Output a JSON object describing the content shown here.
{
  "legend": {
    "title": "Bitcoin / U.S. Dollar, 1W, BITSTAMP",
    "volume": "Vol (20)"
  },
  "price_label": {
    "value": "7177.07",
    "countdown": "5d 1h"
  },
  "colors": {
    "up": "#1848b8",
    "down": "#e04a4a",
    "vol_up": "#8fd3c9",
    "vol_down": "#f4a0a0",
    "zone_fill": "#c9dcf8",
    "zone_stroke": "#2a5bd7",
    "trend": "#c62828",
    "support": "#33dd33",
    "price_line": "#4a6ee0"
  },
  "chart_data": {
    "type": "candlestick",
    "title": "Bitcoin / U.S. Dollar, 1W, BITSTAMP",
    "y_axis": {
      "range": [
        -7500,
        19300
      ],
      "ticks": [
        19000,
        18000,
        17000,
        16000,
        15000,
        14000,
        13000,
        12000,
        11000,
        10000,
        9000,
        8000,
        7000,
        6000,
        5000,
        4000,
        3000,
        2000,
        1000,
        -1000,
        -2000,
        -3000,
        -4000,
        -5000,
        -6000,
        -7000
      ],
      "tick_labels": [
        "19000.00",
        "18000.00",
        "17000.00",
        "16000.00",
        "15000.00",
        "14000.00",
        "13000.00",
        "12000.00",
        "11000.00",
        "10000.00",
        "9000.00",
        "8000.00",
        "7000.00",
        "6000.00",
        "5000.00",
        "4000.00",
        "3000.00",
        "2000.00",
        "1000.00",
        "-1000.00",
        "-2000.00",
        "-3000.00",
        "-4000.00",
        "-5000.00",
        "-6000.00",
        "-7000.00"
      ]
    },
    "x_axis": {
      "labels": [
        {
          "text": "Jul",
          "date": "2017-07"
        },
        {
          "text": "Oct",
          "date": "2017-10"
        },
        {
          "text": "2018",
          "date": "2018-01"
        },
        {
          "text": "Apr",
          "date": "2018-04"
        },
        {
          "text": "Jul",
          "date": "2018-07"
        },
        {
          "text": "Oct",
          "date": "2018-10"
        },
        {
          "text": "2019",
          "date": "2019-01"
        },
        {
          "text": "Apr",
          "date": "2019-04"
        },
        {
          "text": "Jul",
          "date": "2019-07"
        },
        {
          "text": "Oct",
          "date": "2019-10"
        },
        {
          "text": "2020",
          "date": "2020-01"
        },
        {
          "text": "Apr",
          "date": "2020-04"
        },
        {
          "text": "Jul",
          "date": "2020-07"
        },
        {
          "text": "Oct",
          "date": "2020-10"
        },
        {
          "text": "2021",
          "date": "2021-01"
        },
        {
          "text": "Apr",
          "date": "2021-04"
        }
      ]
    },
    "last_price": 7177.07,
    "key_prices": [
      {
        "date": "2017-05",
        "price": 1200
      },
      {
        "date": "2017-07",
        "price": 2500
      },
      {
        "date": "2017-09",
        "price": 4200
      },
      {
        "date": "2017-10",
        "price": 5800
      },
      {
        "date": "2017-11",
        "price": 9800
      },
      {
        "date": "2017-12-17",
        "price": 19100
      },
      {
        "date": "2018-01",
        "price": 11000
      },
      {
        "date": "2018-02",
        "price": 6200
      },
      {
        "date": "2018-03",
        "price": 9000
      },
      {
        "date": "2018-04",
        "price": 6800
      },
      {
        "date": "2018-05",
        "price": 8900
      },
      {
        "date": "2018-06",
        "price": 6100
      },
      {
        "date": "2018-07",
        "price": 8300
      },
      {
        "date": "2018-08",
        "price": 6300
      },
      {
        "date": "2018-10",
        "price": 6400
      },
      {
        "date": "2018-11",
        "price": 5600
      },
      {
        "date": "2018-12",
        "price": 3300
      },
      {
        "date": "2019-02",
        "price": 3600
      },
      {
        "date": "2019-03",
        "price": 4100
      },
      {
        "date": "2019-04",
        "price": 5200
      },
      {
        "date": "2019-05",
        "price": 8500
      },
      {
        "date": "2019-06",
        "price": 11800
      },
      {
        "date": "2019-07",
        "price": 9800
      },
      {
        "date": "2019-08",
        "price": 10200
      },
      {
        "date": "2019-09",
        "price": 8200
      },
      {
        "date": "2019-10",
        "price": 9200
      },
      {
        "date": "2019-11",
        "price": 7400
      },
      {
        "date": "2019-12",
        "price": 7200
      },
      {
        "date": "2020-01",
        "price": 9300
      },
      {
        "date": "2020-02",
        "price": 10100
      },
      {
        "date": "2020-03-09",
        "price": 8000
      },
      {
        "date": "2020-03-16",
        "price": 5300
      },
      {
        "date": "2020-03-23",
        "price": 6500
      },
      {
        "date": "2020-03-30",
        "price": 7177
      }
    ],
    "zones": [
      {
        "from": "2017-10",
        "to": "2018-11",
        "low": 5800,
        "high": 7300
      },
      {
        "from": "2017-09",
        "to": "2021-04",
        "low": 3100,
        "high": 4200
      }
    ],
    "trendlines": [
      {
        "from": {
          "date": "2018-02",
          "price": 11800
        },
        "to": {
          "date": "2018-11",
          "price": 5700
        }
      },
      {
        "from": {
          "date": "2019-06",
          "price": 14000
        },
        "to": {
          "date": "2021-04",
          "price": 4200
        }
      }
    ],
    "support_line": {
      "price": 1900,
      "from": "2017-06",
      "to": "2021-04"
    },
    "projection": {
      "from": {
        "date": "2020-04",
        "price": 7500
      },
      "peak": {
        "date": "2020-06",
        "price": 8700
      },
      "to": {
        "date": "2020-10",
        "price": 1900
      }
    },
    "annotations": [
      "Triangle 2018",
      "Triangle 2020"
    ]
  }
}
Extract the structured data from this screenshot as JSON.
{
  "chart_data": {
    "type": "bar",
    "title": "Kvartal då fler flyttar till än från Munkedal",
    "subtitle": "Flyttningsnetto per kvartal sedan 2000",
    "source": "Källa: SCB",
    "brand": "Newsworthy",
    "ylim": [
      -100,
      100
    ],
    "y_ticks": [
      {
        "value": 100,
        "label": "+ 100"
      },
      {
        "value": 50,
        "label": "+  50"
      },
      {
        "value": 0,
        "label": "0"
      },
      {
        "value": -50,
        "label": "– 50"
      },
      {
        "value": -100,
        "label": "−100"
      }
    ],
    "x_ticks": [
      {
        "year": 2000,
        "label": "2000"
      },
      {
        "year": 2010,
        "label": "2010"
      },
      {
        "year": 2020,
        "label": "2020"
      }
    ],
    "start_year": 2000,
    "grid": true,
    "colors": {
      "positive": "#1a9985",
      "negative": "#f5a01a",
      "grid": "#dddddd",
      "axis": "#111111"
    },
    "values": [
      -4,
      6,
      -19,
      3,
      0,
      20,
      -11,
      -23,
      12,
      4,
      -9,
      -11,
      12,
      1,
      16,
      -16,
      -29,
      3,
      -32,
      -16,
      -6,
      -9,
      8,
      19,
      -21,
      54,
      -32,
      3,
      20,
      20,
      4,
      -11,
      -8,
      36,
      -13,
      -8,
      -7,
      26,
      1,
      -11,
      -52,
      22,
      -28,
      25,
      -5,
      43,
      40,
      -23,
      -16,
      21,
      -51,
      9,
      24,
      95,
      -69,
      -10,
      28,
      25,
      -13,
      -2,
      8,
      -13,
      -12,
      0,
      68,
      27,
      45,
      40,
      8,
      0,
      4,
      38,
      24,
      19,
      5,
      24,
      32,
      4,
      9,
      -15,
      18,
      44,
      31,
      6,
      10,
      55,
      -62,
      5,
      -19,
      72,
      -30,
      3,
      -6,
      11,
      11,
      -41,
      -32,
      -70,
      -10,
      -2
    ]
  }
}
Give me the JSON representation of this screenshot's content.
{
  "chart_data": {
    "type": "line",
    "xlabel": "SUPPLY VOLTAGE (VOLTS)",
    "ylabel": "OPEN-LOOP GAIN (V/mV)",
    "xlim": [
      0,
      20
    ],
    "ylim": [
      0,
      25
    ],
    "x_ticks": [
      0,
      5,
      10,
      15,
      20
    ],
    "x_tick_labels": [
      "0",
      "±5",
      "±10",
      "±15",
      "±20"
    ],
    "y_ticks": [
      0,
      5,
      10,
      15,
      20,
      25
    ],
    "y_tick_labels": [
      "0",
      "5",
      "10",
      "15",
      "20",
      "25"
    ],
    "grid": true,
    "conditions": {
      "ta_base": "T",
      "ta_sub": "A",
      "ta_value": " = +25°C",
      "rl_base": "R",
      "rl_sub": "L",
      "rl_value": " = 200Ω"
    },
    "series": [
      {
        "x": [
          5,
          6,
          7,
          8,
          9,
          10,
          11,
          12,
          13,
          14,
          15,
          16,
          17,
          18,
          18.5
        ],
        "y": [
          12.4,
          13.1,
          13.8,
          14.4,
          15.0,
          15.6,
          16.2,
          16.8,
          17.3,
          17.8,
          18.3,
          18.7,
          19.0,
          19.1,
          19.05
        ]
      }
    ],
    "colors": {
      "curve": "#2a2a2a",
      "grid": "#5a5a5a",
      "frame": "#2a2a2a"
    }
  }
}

|---|

_Exercise_. Scan the data above and copy every line with "grid" in it.

_Written answer_.
    "grid": true,
      "grid": "#dddddd",
    "grid": true,
      "grid": "#5a5a5a",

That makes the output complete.